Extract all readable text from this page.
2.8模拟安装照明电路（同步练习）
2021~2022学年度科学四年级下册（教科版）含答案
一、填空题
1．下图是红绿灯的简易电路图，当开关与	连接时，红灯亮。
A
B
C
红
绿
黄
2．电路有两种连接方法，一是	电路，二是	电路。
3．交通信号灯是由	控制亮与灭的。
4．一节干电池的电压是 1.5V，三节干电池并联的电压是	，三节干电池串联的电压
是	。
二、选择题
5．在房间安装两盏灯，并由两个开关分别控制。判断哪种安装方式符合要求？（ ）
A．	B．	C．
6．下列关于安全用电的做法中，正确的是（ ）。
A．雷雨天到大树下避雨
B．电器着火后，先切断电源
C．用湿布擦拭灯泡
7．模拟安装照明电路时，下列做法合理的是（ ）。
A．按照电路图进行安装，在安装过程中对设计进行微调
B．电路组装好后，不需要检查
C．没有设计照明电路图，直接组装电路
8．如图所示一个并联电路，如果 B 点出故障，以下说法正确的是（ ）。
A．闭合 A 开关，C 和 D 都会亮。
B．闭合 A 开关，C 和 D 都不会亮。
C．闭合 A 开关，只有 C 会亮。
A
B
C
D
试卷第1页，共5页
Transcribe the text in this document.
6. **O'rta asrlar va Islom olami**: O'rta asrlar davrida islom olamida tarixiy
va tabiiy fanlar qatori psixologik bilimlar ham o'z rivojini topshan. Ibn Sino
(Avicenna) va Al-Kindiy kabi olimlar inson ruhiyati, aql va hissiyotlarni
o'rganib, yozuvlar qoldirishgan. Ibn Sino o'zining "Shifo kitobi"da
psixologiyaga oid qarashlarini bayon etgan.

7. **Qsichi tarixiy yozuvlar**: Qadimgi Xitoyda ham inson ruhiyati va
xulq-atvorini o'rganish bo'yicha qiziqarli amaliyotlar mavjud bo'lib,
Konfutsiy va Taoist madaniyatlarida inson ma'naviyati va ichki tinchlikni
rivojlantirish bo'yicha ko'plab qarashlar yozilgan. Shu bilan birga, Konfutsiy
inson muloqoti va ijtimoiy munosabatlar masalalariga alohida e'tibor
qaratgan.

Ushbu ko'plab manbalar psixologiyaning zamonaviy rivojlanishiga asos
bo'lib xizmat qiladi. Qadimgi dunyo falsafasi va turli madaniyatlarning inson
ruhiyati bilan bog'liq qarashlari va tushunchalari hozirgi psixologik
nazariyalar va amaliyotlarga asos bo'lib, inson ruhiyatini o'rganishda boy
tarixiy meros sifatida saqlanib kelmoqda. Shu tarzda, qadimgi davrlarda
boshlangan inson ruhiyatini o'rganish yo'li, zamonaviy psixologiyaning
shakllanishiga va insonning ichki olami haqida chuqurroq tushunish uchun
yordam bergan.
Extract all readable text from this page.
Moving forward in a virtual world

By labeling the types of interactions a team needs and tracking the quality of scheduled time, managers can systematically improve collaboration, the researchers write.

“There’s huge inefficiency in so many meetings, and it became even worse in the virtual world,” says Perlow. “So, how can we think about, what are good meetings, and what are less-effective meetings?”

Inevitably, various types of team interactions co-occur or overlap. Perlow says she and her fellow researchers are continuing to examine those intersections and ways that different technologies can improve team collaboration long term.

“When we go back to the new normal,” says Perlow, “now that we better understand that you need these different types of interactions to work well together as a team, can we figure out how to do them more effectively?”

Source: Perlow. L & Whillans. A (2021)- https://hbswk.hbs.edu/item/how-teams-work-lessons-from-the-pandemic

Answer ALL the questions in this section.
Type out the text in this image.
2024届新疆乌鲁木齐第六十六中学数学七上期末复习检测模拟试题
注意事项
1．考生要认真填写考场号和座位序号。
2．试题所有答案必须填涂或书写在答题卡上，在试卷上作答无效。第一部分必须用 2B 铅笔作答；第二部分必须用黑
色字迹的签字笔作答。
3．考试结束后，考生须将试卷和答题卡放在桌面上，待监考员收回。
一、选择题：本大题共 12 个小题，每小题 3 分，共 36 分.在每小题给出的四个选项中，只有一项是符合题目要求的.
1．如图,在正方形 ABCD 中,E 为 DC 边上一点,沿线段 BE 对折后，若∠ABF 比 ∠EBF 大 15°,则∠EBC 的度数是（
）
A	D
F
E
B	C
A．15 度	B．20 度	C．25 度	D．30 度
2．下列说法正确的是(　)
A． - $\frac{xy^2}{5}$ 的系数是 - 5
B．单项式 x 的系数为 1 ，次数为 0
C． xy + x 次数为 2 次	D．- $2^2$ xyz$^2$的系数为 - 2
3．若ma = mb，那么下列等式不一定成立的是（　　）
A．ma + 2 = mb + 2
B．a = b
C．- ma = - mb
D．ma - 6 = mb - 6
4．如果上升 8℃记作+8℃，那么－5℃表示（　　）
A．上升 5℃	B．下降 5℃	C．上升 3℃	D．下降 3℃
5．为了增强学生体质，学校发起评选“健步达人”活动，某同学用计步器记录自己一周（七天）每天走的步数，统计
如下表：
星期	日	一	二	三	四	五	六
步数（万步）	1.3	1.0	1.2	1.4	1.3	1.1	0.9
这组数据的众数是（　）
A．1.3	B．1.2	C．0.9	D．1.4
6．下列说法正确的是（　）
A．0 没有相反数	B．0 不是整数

━━━━

Copy out each line above, character for character.

Extract all readable text from this page.
2.8模拟安装照明电路（同步练习）
2021~2022学年度科学四年级下册（教科版）含答案
一、填空题
1．下图是红绿灯的简易电路图，当开关与	连接时，红灯亮。
A
B
C
红
绿
黄
2．电路有两种连接方法，一是	电路，二是	电路。
3．交通信号灯是由	控制亮与灭的。
4．一节干电池的电压是 1.5V，三节干电池并联的电压是	，三节干电池串联的电压
是	。
二、选择题
5．在房间安装两盏灯，并由两个开关分别控制。判断哪种安装方式符合要求？（ ）
A．	B．	C．
6．下列关于安全用电的做法中，正确的是（ ）。
A．雷雨天到大树下避雨
B．电器着火后，先切断电源
C．用湿布擦拭灯泡
7．模拟安装照明电路时，下列做法合理的是（ ）。
A．按照电路图进行安装，在安装过程中对设计进行微调
B．电路组装好后，不需要检查
C．没有设计照明电路图，直接组装电路
8．如图所示一个并联电路，如果 B 点出故障，以下说法正确的是（ ）。
A．闭合 A 开关，C 和 D 都会亮。
B．闭合 A 开关，C 和 D 都不会亮。
C．闭合 A 开关，只有 C 会亮。
A
B
C
D
试卷第1页，共5页
Transcribe the text in this document.
6. **O'rta asrlar va Islom olami**: O'rta asrlar davrida islom olamida tarixiy
va tabiiy fanlar qatori psixologik bilimlar ham o'z rivojini topshan. Ibn Sino
(Avicenna) va Al-Kindiy kabi olimlar inson ruhiyati, aql va hissiyotlarni
o'rganib, yozuvlar qoldirishgan. Ibn Sino o'zining "Shifo kitobi"da
psixologiyaga oid qarashlarini bayon etgan.

7. **Qsichi tarixiy yozuvlar**: Qadimgi Xitoyda ham inson ruhiyati va
xulq-atvorini o'rganish bo'yicha qiziqarli amaliyotlar mavjud bo'lib,
Konfutsiy va Taoist madaniyatlarida inson ma'naviyati va ichki tinchlikni
rivojlantirish bo'yicha ko'plab qarashlar yozilgan. Shu bilan birga, Konfutsiy
inson muloqoti va ijtimoiy munosabatlar masalalariga alohida e'tibor
qaratgan.

Ushbu ko'plab manbalar psixologiyaning zamonaviy rivojlanishiga asos
bo'lib xizmat qiladi. Qadimgi dunyo falsafasi va turli madaniyatlarning inson
ruhiyati bilan bog'liq qarashlari va tushunchalari hozirgi psixologik
nazariyalar va amaliyotlarga asos bo'lib, inson ruhiyatini o'rganishda boy
tarixiy meros sifatida saqlanib kelmoqda. Shu tarzda, qadimgi davrlarda
boshlangan inson ruhiyatini o'rganish yo'li, zamonaviy psixologiyaning
shakllanishiga va insonning ichki olami haqida chuqurroq tushunish uchun
yordam bergan.
Extract all readable text from this page.
Moving forward in a virtual world

By labeling the types of interactions a team needs and tracking the quality of scheduled time, managers can systematically improve collaboration, the researchers write.

“There’s huge inefficiency in so many meetings, and it became even worse in the virtual world,” says Perlow. “So, how can we think about, what are good meetings, and what are less-effective meetings?”

Inevitably, various types of team interactions co-occur or overlap. Perlow says she and her fellow researchers are continuing to examine those intersections and ways that different technologies can improve team collaboration long term.

“When we go back to the new normal,” says Perlow, “now that we better understand that you need these different types of interactions to work well together as a team, can we figure out how to do them more effectively?”

Source: Perlow. L & Whillans. A (2021)- https://hbswk.hbs.edu/item/how-teams-work-lessons-from-the-pandemic

Answer ALL the questions in this section.
Type out the text in this image.
2024届新疆乌鲁木齐第六十六中学数学七上期末复习检测模拟试题
注意事项
1．考生要认真填写考场号和座位序号。
2．试题所有答案必须填涂或书写在答题卡上，在试卷上作答无效。第一部分必须用 2B 铅笔作答；第二部分必须用黑
色字迹的签字笔作答。
3．考试结束后，考生须将试卷和答题卡放在桌面上，待监考员收回。
一、选择题：本大题共 12 个小题，每小题 3 分，共 36 分.在每小题给出的四个选项中，只有一项是符合题目要求的.
1．如图,在正方形 ABCD 中,E 为 DC 边上一点,沿线段 BE 对折后，若∠ABF 比 ∠EBF 大 15°,则∠EBC 的度数是（
）
A	D
F
E
B	C
A．15 度	B．20 度	C．25 度	D．30 度
2．下列说法正确的是(　)
A． - $\frac{xy^2}{5}$ 的系数是 - 5
B．单项式 x 的系数为 1 ，次数为 0
C． xy + x 次数为 2 次	D．- $2^2$ xyz$^2$的系数为 - 2
3．若ma = mb，那么下列等式不一定成立的是（　　）
A．ma + 2 = mb + 2
B．a = b
C．- ma = - mb
D．ma - 6 = mb - 6
4．如果上升 8℃记作+8℃，那么－5℃表示（　　）
A．上升 5℃	B．下降 5℃	C．上升 3℃	D．下降 3℃
5．为了增强学生体质，学校发起评选“健步达人”活动，某同学用计步器记录自己一周（七天）每天走的步数，统计
如下表：
星期	日	一	二	三	四	五	六
步数（万步）	1.3	1.0	1.2	1.4	1.3	1.1	0.9
这组数据的众数是（　）
A．1.3	B．1.2	C．0.9	D．1.4
6．下列说法正确的是（　）
A．0 没有相反数	B．0 不是整数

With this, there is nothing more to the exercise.